(Stored items from a collection)
────────────────
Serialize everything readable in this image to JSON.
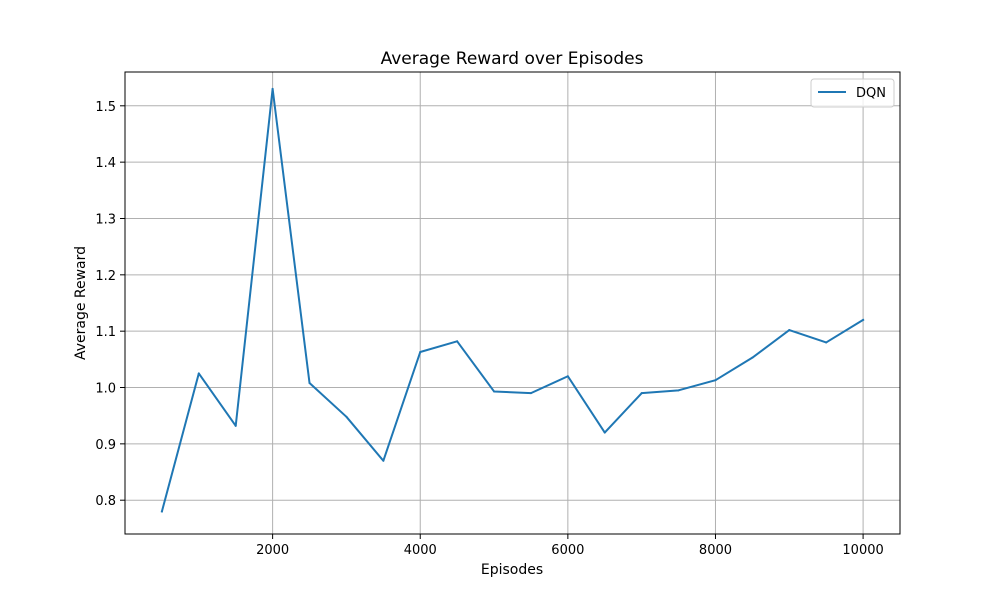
{
  "chart_data": {
    "type": "line",
    "title": "Average Reward over Episodes",
    "xlabel": "Episodes",
    "ylabel": "Average Reward",
    "xlim": [
      0,
      10500
    ],
    "ylim": [
      0.74,
      1.56
    ],
    "xticks": [
      2000,
      4000,
      6000,
      8000,
      10000
    ],
    "yticks": [
      0.8,
      0.9,
      1.0,
      1.1,
      1.2,
      1.3,
      1.4,
      1.5
    ],
    "ytick_labels": [
      "0.8",
      "0.9",
      "1.0",
      "1.1",
      "1.2",
      "1.3",
      "1.4",
      "1.5"
    ],
    "grid": true,
    "legend_position": "top-right",
    "series": [
      {
        "name": "DQN",
        "color": "#1f77b4",
        "x": [
          500,
          1000,
          1500,
          2000,
          2500,
          3000,
          3500,
          4000,
          4500,
          5000,
          5500,
          6000,
          6500,
          7000,
          7500,
          8000,
          8500,
          9000,
          9500,
          10000
        ],
        "y": [
          0.78,
          1.025,
          0.932,
          1.53,
          1.008,
          0.948,
          0.87,
          1.063,
          1.082,
          0.993,
          0.99,
          1.02,
          0.92,
          0.99,
          0.995,
          1.013,
          1.053,
          1.102,
          1.08,
          1.12
        ]
      }
    ]
  }
}
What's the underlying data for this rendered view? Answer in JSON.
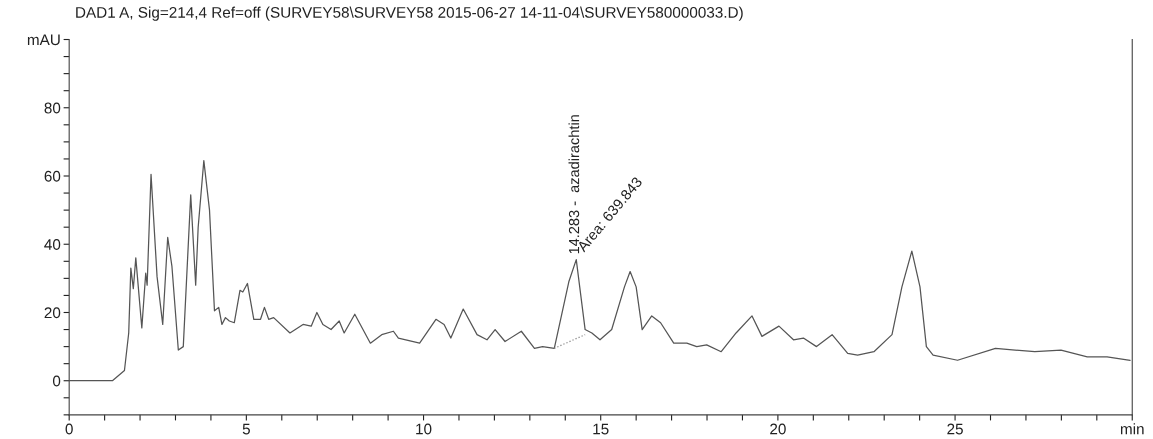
{
  "chart_data": {
    "type": "line",
    "title": "DAD1 A, Sig=214,4 Ref=off (SURVEY58\\SURVEY58 2015-06-27 14-11-04\\SURVEY580000033.D)",
    "series": [
      {
        "color": "#555555",
        "line_style": "solid",
        "x": [
          0,
          1.22,
          1.56,
          1.68,
          1.74,
          1.81,
          1.88,
          2.05,
          2.16,
          2.2,
          2.31,
          2.48,
          2.64,
          2.78,
          2.9,
          3.08,
          3.22,
          3.43,
          3.57,
          3.64,
          3.8,
          3.96,
          4.1,
          4.22,
          4.31,
          4.41,
          4.52,
          4.66,
          4.82,
          4.9,
          5.03,
          5.21,
          5.4,
          5.51,
          5.63,
          5.77,
          6.23,
          6.6,
          6.83,
          6.99,
          7.16,
          7.39,
          7.62,
          7.76,
          8.06,
          8.5,
          8.82,
          9.15,
          9.29,
          9.89,
          10.35,
          10.58,
          10.77,
          11.12,
          11.51,
          11.79,
          12.02,
          12.3,
          12.76,
          13.13,
          13.36,
          13.69,
          14.1,
          14.31,
          14.56,
          14.75,
          14.98,
          15.31,
          15.67,
          15.83,
          16.0,
          16.17,
          16.44,
          16.69,
          17.06,
          17.43,
          17.71,
          17.99,
          18.4,
          18.82,
          19.27,
          19.55,
          20.03,
          20.44,
          20.72,
          21.09,
          21.53,
          21.97,
          22.25,
          22.71,
          23.22,
          23.5,
          23.78,
          24.01,
          24.19,
          24.38,
          25.07,
          26.14,
          27.25,
          27.99,
          28.73,
          29.29,
          29.94
        ],
        "values": [
          0,
          0,
          3,
          14,
          33,
          27,
          36,
          15.5,
          31.5,
          28,
          60.5,
          30.5,
          16.5,
          42,
          33.5,
          9,
          10,
          54.5,
          28,
          45,
          64.5,
          50,
          20.5,
          21.5,
          16.5,
          18.5,
          17.5,
          17,
          26.5,
          26,
          28.5,
          18,
          18,
          21.5,
          18,
          18.5,
          14,
          16.5,
          16,
          20,
          16.5,
          15,
          17.5,
          14,
          19.5,
          11,
          13.5,
          14.5,
          12.5,
          11,
          18,
          16.5,
          12.5,
          21,
          13.5,
          12,
          15,
          11.5,
          14.5,
          9.5,
          10,
          9.5,
          29,
          35.5,
          15,
          14,
          12,
          15,
          27.5,
          32,
          27.5,
          15,
          19,
          17,
          11,
          11,
          10,
          10.5,
          8.5,
          14,
          19,
          13,
          16,
          12,
          12.5,
          10,
          13.5,
          8,
          7.5,
          8.5,
          13.5,
          27.5,
          38,
          27.5,
          10,
          7.5,
          6,
          9.5,
          8.5,
          9,
          7,
          7,
          6
        ]
      },
      {
        "color": "#888888",
        "line_style": "dotted",
        "x": [
          13.69,
          14.56
        ],
        "values": [
          9.5,
          13.5
        ]
      }
    ],
    "xlim": [
      0,
      30
    ],
    "xticks": [
      0,
      {
        "value": 1,
        "label": null
      },
      {
        "value": 2,
        "label": null
      },
      {
        "value": 3,
        "label": null
      },
      {
        "value": 4,
        "label": null
      },
      5,
      {
        "value": 6,
        "label": null
      },
      {
        "value": 7,
        "label": null
      },
      {
        "value": 8,
        "label": null
      },
      {
        "value": 9,
        "label": null
      },
      10,
      {
        "value": 11,
        "label": null
      },
      {
        "value": 12,
        "label": null
      },
      {
        "value": 13,
        "label": null
      },
      {
        "value": 14,
        "label": null
      },
      15,
      {
        "value": 16,
        "label": null
      },
      {
        "value": 17,
        "label": null
      },
      {
        "value": 18,
        "label": null
      },
      {
        "value": 19,
        "label": null
      },
      20,
      {
        "value": 21,
        "label": null
      },
      {
        "value": 22,
        "label": null
      },
      {
        "value": 23,
        "label": null
      },
      {
        "value": 24,
        "label": null
      },
      25,
      {
        "value": 26,
        "label": null
      },
      {
        "value": 27,
        "label": null
      },
      {
        "value": 28,
        "label": null
      },
      {
        "value": 29,
        "label": null
      },
      {
        "value": 30,
        "label": "min"
      }
    ],
    "ylim": [
      -10,
      100
    ],
    "yticks": [
      {
        "value": -10,
        "label": null
      },
      {
        "value": -5,
        "label": null
      },
      0,
      {
        "value": 5,
        "label": null
      },
      {
        "value": 10,
        "label": null
      },
      {
        "value": 15,
        "label": null
      },
      20,
      {
        "value": 25,
        "label": null
      },
      {
        "value": 30,
        "label": null
      },
      {
        "value": 35,
        "label": null
      },
      40,
      {
        "value": 45,
        "label": null
      },
      {
        "value": 50,
        "label": null
      },
      {
        "value": 55,
        "label": null
      },
      60,
      {
        "value": 65,
        "label": null
      },
      {
        "value": 70,
        "label": null
      },
      {
        "value": 75,
        "label": null
      },
      80,
      {
        "value": 85,
        "label": null
      },
      {
        "value": 90,
        "label": null
      },
      {
        "value": 95,
        "label": null
      },
      {
        "value": 100,
        "label": "mAU"
      }
    ],
    "annotations": [
      {
        "text": "14.283 -  azadirachtin",
        "x": 14.283,
        "y": 37
      },
      "Area: 639.843"
    ],
    "grid": false
  }
}
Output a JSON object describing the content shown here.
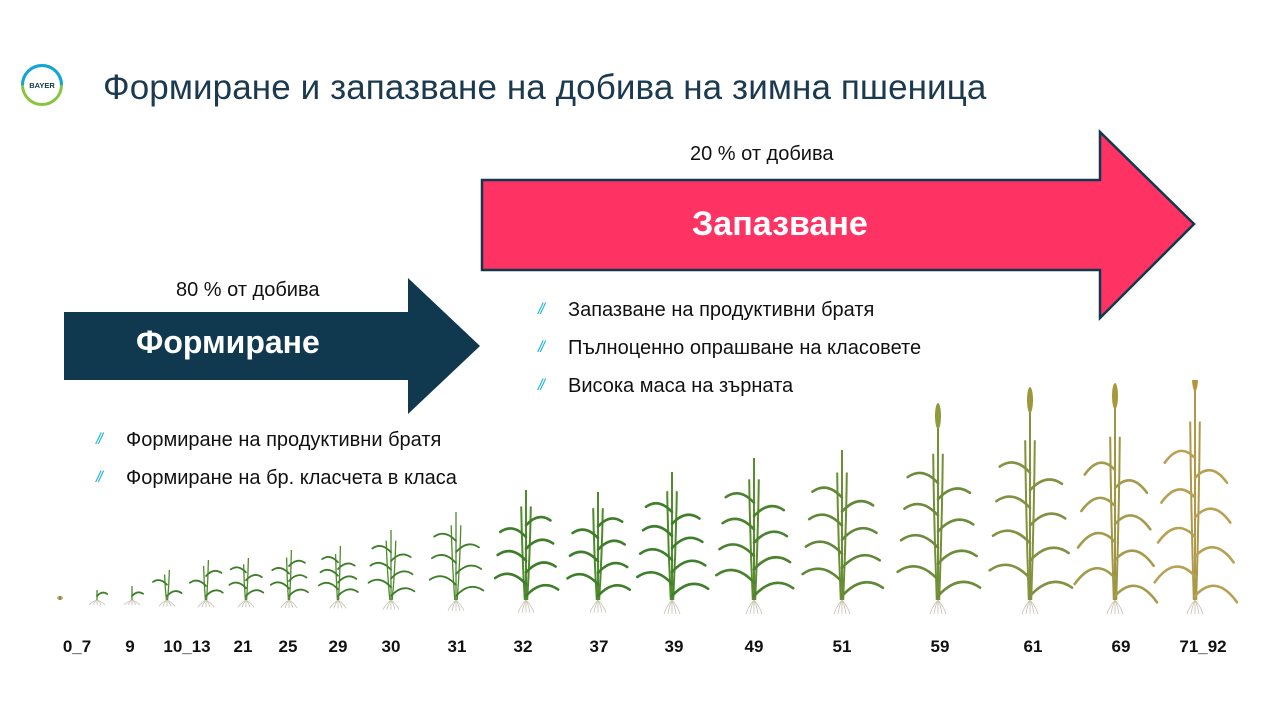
{
  "header": {
    "logo_text": "BAYER",
    "title": "Формиране и запазване на добива на зимна пшеница"
  },
  "colors": {
    "navy": "#10384f",
    "red": "#ff3363",
    "bullet": "#24b4d9"
  },
  "retention": {
    "percent_label": "20 % от добива",
    "arrow_label": "Запазване",
    "bullets": [
      "Запазване на продуктивни братя",
      "Пълноценно опрашване на класовете",
      "Висока маса на зърната"
    ]
  },
  "formation": {
    "percent_label": "80 % от добива",
    "arrow_label": "Формиране",
    "bullets": [
      "Формиране на продуктивни братя",
      "Формиране на бр. класчета в класа"
    ]
  },
  "bullet_mark": "//",
  "growth_stages": [
    "0_7",
    "9",
    "10_13",
    "21",
    "25",
    "29",
    "30",
    "31",
    "32",
    "37",
    "39",
    "49",
    "51",
    "59",
    "61",
    "69",
    "71_92"
  ]
}
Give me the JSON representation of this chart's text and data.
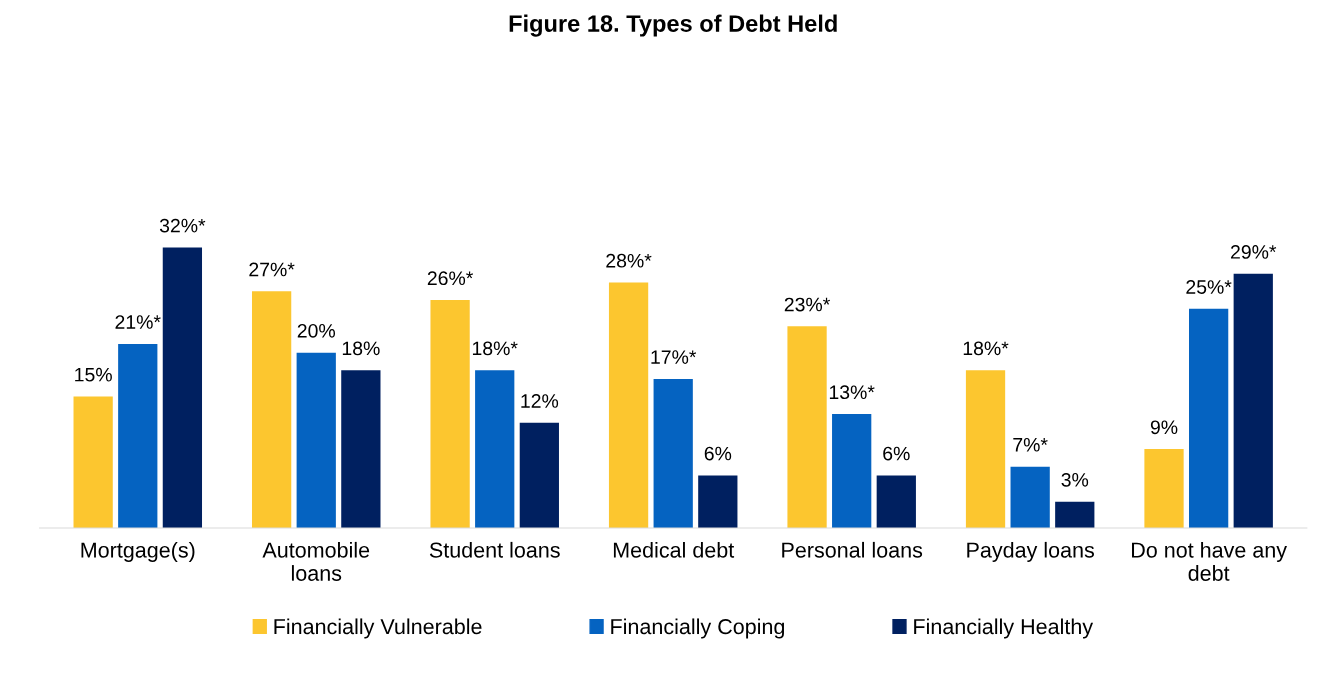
{
  "chart_data": {
    "type": "bar",
    "title": "Figure 18. Types of Debt Held",
    "categories": [
      "Mortgage(s)",
      "Automobile\nloans",
      "Student loans",
      "Medical debt",
      "Personal loans",
      "Payday loans",
      "Do not have any\ndebt"
    ],
    "series": [
      {
        "name": "Financially Vulnerable",
        "color": "#fcc62f",
        "values": [
          15,
          27,
          26,
          28,
          23,
          18,
          9
        ],
        "value_labels": [
          "15%",
          "27%*",
          "26%*",
          "28%*",
          "23%*",
          "18%*",
          "9%"
        ]
      },
      {
        "name": "Financially Coping",
        "color": "#0563c1",
        "values": [
          21,
          20,
          18,
          17,
          13,
          7,
          25
        ],
        "value_labels": [
          "21%*",
          "20%",
          "18%*",
          "17%*",
          "13%*",
          "7%*",
          "25%*"
        ]
      },
      {
        "name": "Financially Healthy",
        "color": "#002060",
        "values": [
          32,
          18,
          12,
          6,
          6,
          3,
          29
        ],
        "value_labels": [
          "32%*",
          "18%",
          "12%",
          "6%",
          "6%",
          "3%",
          "29%*"
        ]
      }
    ],
    "grid": false,
    "legend": "bottom"
  }
}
────────────────
## Given request:
Only the number is wanted: how many lines of the material above include the word "братя"?

## Worked answer:
2